[Data records]
━━━━━━━━━━

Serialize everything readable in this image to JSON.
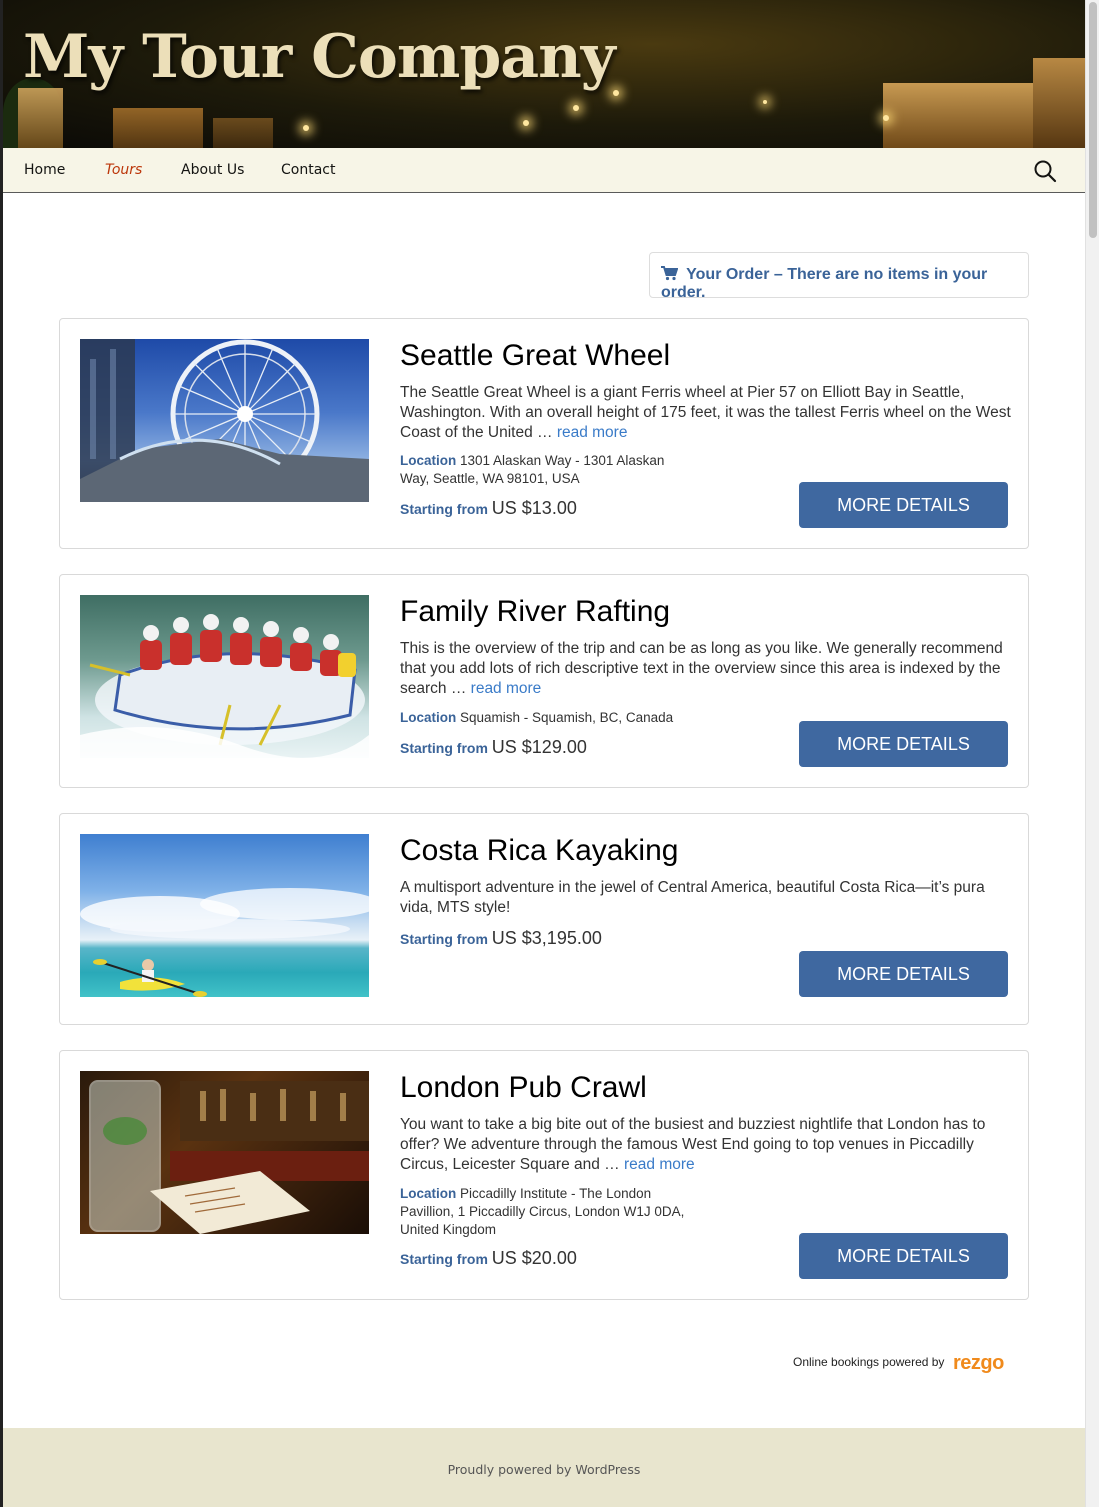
{
  "site": {
    "title": "My Tour Company"
  },
  "nav": {
    "items": [
      "Home",
      "Tours",
      "About Us",
      "Contact"
    ],
    "active": "Tours"
  },
  "order": {
    "label": "Your Order – There are no items in your order."
  },
  "labels": {
    "location": "Location",
    "starting_from": "Starting from",
    "read_more": "read more",
    "button": "MORE DETAILS"
  },
  "tours": [
    {
      "name": "Seattle Great Wheel",
      "description": "The Seattle Great Wheel is a giant Ferris wheel at Pier 57 on Elliott Bay in Seattle, Washington. With an overall height of 175 feet, it was the tallest Ferris wheel on the West Coast of the United …",
      "location": "1301 Alaskan Way - 1301 Alaskan Way, Seattle, WA 98101, USA",
      "price": "US $13.00"
    },
    {
      "name": "Family River Rafting",
      "description": "This is the overview of the trip and can be as long as you like.  We generally recommend that you add lots of rich descriptive text in the overview since this area is indexed by the search …",
      "location": "Squamish - Squamish, BC, Canada",
      "price": "US $129.00"
    },
    {
      "name": "Costa Rica Kayaking",
      "description": "A multisport adventure in the jewel of Central America, beautiful Costa Rica—it’s pura vida, MTS style!",
      "price": "US $3,195.00"
    },
    {
      "name": "London Pub Crawl",
      "description": "You want to take a big bite out of the busiest and buzziest nightlife that London has to offer? We adventure through the famous West End going to top venues in Piccadilly Circus, Leicester Square and …",
      "location": "Piccadilly Institute - The London Pavillion, 1 Piccadilly Circus, London W1J 0DA, United Kingdom",
      "price": "US $20.00"
    }
  ],
  "powered_by": {
    "label": "Online bookings powered by",
    "brand": "rezgo"
  },
  "footer": {
    "text": "Proudly powered by WordPress"
  },
  "colors": {
    "accent": "#3f68a0",
    "nav_active": "#bc360a",
    "footer_bg": "#e8e5ce",
    "nav_bg": "#f7f5e7"
  }
}
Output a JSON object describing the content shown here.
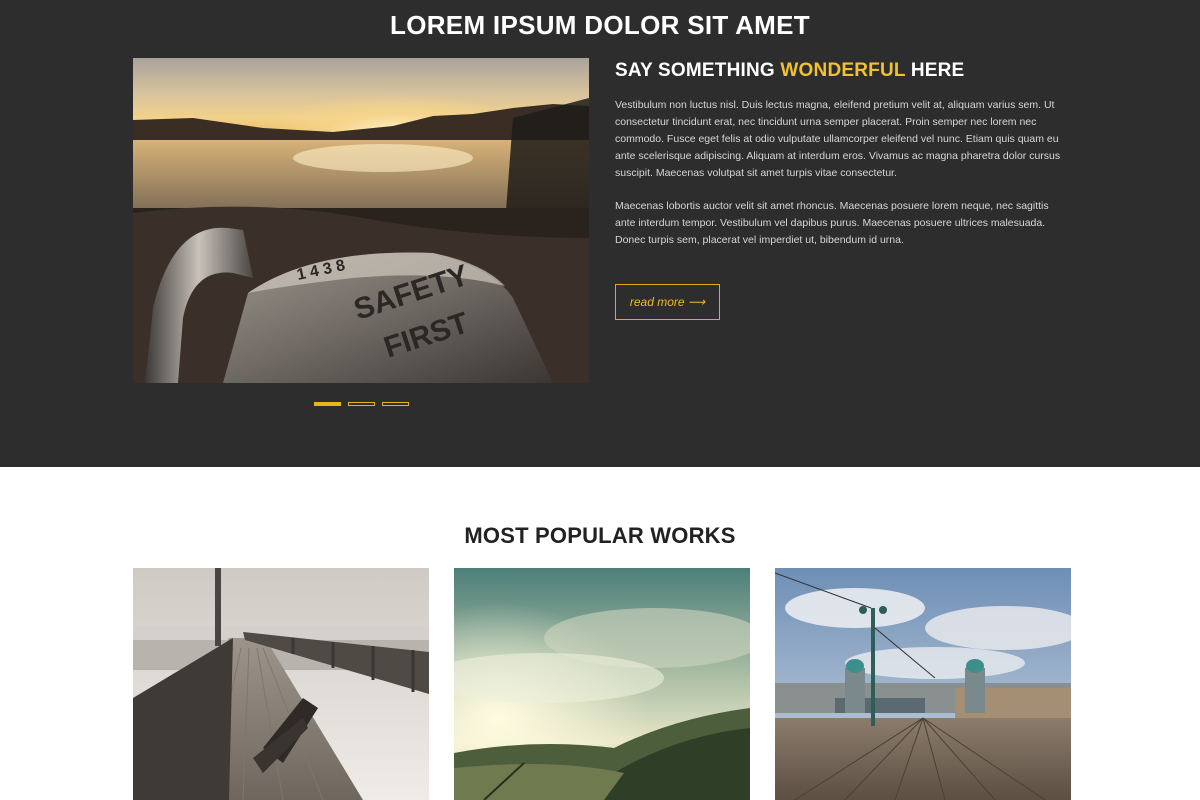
{
  "hero": {
    "title": "LOREM IPSUM DOLOR SIT AMET",
    "image_icon": "padlock-sunset-photo",
    "heading_part1": "SAY SOMETHING ",
    "heading_accent": "WONDERFUL",
    "heading_part2": " HERE",
    "paragraph1": "Vestibulum non luctus nisl. Duis lectus magna, eleifend pretium velit at, aliquam varius sem. Ut consectetur tincidunt erat, nec tincidunt urna semper placerat. Proin semper nec lorem nec commodo. Fusce eget felis at odio vulputate ullamcorper eleifend vel nunc. Etiam quis quam eu ante scelerisque adipiscing. Aliquam at interdum eros. Vivamus ac magna pharetra dolor cursus suscipit. Maecenas volutpat sit amet turpis vitae consectetur.",
    "paragraph2": "Maecenas lobortis auctor velit sit amet rhoncus. Maecenas posuere lorem neque, nec sagittis ante interdum tempor. Vestibulum vel dapibus purus. Maecenas posuere ultrices malesuada. Donec turpis sem, placerat vel imperdiet ut, bibendum id urna.",
    "read_more_label": "read more ⟶",
    "padlock_engraving_1": "SAFETY",
    "padlock_engraving_2": "FIRST",
    "padlock_number": "1 4 3 8",
    "slider_dots_total": 3,
    "slider_dots_active": 1
  },
  "works": {
    "title": "MOST POPULAR WORKS",
    "items": [
      {
        "icon": "pier-bench-photo"
      },
      {
        "icon": "cloudy-valley-photo"
      },
      {
        "icon": "boardwalk-lamps-photo"
      }
    ]
  },
  "colors": {
    "hero_bg": "#2d2d2d",
    "accent": "#f2c12e",
    "page_bg": "#ffffff"
  }
}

━━━━━━━━━━

* _DIRECTIONS FOR THIS TASK_: Wherever the string "turpis" appears in the entries above, list that line.

* _RESULT_:
    "paragraph1": "Vestibulum non luctus nisl. Duis lectus magna, eleifend pretium velit at, aliquam varius sem. Ut consectetur tincidunt erat, nec tincidunt urna semper placerat. Proin semper nec lorem nec commodo. Fusce eget felis at odio vulputate ullamcorper eleifend vel nunc. Etiam quis quam eu ante scelerisque adipiscing. Aliquam at interdum eros. Vivamus ac magna pharetra dolor cursus suscipit. Maecenas volutpat sit amet turpis vitae consectetur.",
    "paragraph2": "Maecenas lobortis auctor velit sit amet rhoncus. Maecenas posuere lorem neque, nec sagittis ante interdum tempor. Vestibulum vel dapibus purus. Maecenas posuere ultrices malesuada. Donec turpis sem, placerat vel imperdiet ut, bibendum id urna.",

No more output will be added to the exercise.